- Figure data in JSON:
□ □ □ □ □ □ □

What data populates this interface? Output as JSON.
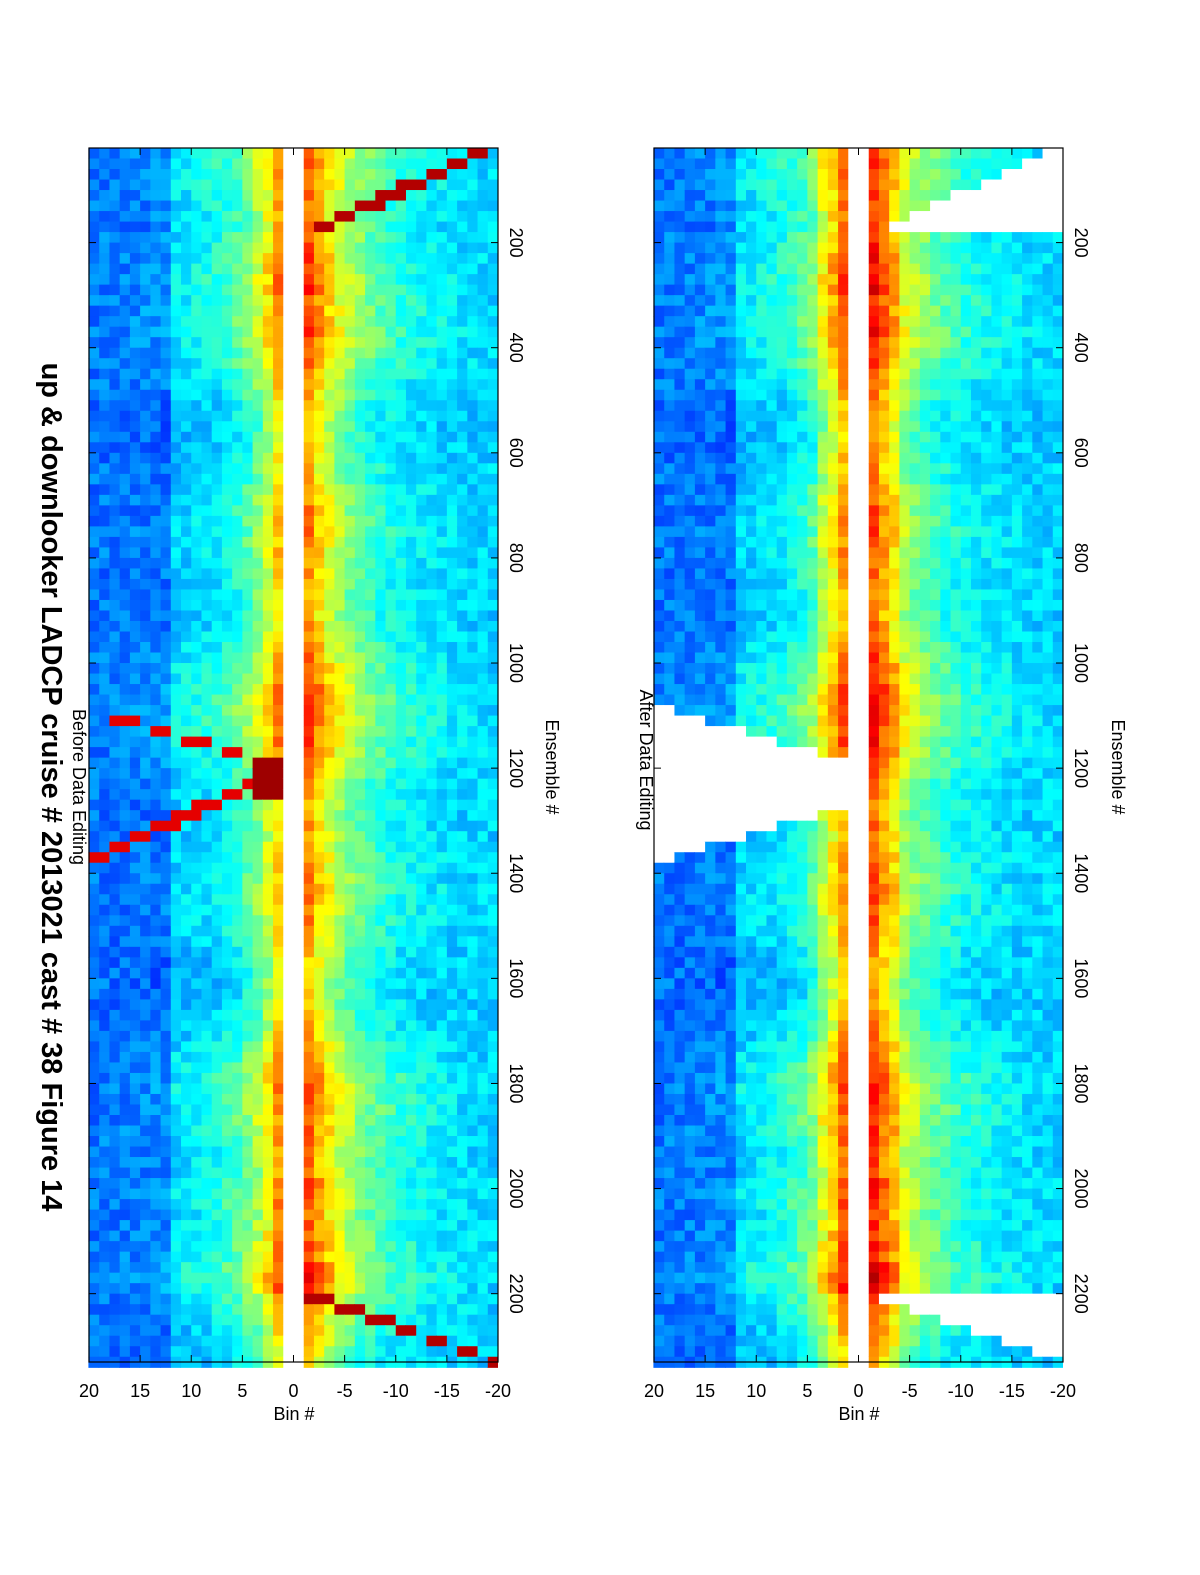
{
  "figure": {
    "title": "up & downlooker LADCP cruise # 2013021 cast # 38  Figure 14"
  },
  "colors": {
    "jet_dark": "#00008f",
    "jet_blue": "#0000ff",
    "jet_cyan": "#00ffff",
    "jet_yellow": "#ffff00",
    "jet_red": "#ff0000",
    "jet_darkred": "#800000",
    "blank": "#ffffff"
  },
  "chart_data": [
    {
      "type": "heatmap",
      "subtitle": "Before Data Editing",
      "xlabel": "Ensemble #",
      "ylabel": "Bin #",
      "xlim": [
        20,
        2330
      ],
      "ylim": [
        -20,
        20
      ],
      "xticks": [
        200,
        400,
        600,
        800,
        1000,
        1200,
        1400,
        1600,
        1800,
        2000,
        2200
      ],
      "yticks": [
        -20,
        -15,
        -10,
        -5,
        0,
        5,
        10,
        15,
        20
      ],
      "colormap": "jet",
      "gap_bins": [
        -0.6,
        0.6
      ],
      "features": {
        "surface_reflection_segments": [
          [
            20,
            190
          ],
          [
            2200,
            2330
          ]
        ],
        "bottom_reflection_v": {
          "start": 1090,
          "apex": 1200,
          "end": 1380
        },
        "bottom_apex_hot_ensembles": [
          1180,
          1260
        ],
        "hot_near_transducer_ensembles": [
          [
            180,
            260
          ],
          [
            2150,
            2180
          ]
        ]
      }
    },
    {
      "type": "heatmap",
      "subtitle": "After Data Editing",
      "xlabel": "Ensemble #",
      "ylabel": "Bin #",
      "xlim": [
        20,
        2330
      ],
      "ylim": [
        -20,
        20
      ],
      "xticks": [
        200,
        400,
        600,
        800,
        1000,
        1200,
        1400,
        1600,
        1800,
        2000,
        2200
      ],
      "yticks": [
        -20,
        -15,
        -10,
        -5,
        0,
        5,
        10,
        15,
        20
      ],
      "colormap": "jet",
      "gap_bins": [
        -1.5,
        1.5
      ],
      "removed_regions": {
        "surface_wedges": [
          [
            20,
            190
          ],
          [
            2200,
            2330
          ]
        ],
        "bottom_v": {
          "start": 1080,
          "apex": 1190,
          "gap_end": 1270,
          "end": 1380
        }
      }
    }
  ]
}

□ □ □ □ □ □ □

- JOB: Without including any picture, retype the entries exactly.

- SOLUTION TO THIS TASK:
What data populates this interface? Output as JSON.
{
  "figure": {
    "title": "up & downlooker LADCP cruise # 2013021 cast # 38  Figure 14"
  },
  "colors": {
    "jet_dark": "#00008f",
    "jet_blue": "#0000ff",
    "jet_cyan": "#00ffff",
    "jet_yellow": "#ffff00",
    "jet_red": "#ff0000",
    "jet_darkred": "#800000",
    "blank": "#ffffff"
  },
  "chart_data": [
    {
      "type": "heatmap",
      "subtitle": "Before Data Editing",
      "xlabel": "Ensemble #",
      "ylabel": "Bin #",
      "xlim": [
        20,
        2330
      ],
      "ylim": [
        -20,
        20
      ],
      "xticks": [
        200,
        400,
        600,
        800,
        1000,
        1200,
        1400,
        1600,
        1800,
        2000,
        2200
      ],
      "yticks": [
        -20,
        -15,
        -10,
        -5,
        0,
        5,
        10,
        15,
        20
      ],
      "colormap": "jet",
      "gap_bins": [
        -0.6,
        0.6
      ],
      "features": {
        "surface_reflection_segments": [
          [
            20,
            190
          ],
          [
            2200,
            2330
          ]
        ],
        "bottom_reflection_v": {
          "start": 1090,
          "apex": 1200,
          "end": 1380
        },
        "bottom_apex_hot_ensembles": [
          1180,
          1260
        ],
        "hot_near_transducer_ensembles": [
          [
            180,
            260
          ],
          [
            2150,
            2180
          ]
        ]
      }
    },
    {
      "type": "heatmap",
      "subtitle": "After Data Editing",
      "xlabel": "Ensemble #",
      "ylabel": "Bin #",
      "xlim": [
        20,
        2330
      ],
      "ylim": [
        -20,
        20
      ],
      "xticks": [
        200,
        400,
        600,
        800,
        1000,
        1200,
        1400,
        1600,
        1800,
        2000,
        2200
      ],
      "yticks": [
        -20,
        -15,
        -10,
        -5,
        0,
        5,
        10,
        15,
        20
      ],
      "colormap": "jet",
      "gap_bins": [
        -1.5,
        1.5
      ],
      "removed_regions": {
        "surface_wedges": [
          [
            20,
            190
          ],
          [
            2200,
            2330
          ]
        ],
        "bottom_v": {
          "start": 1080,
          "apex": 1190,
          "gap_end": 1270,
          "end": 1380
        }
      }
    }
  ]
}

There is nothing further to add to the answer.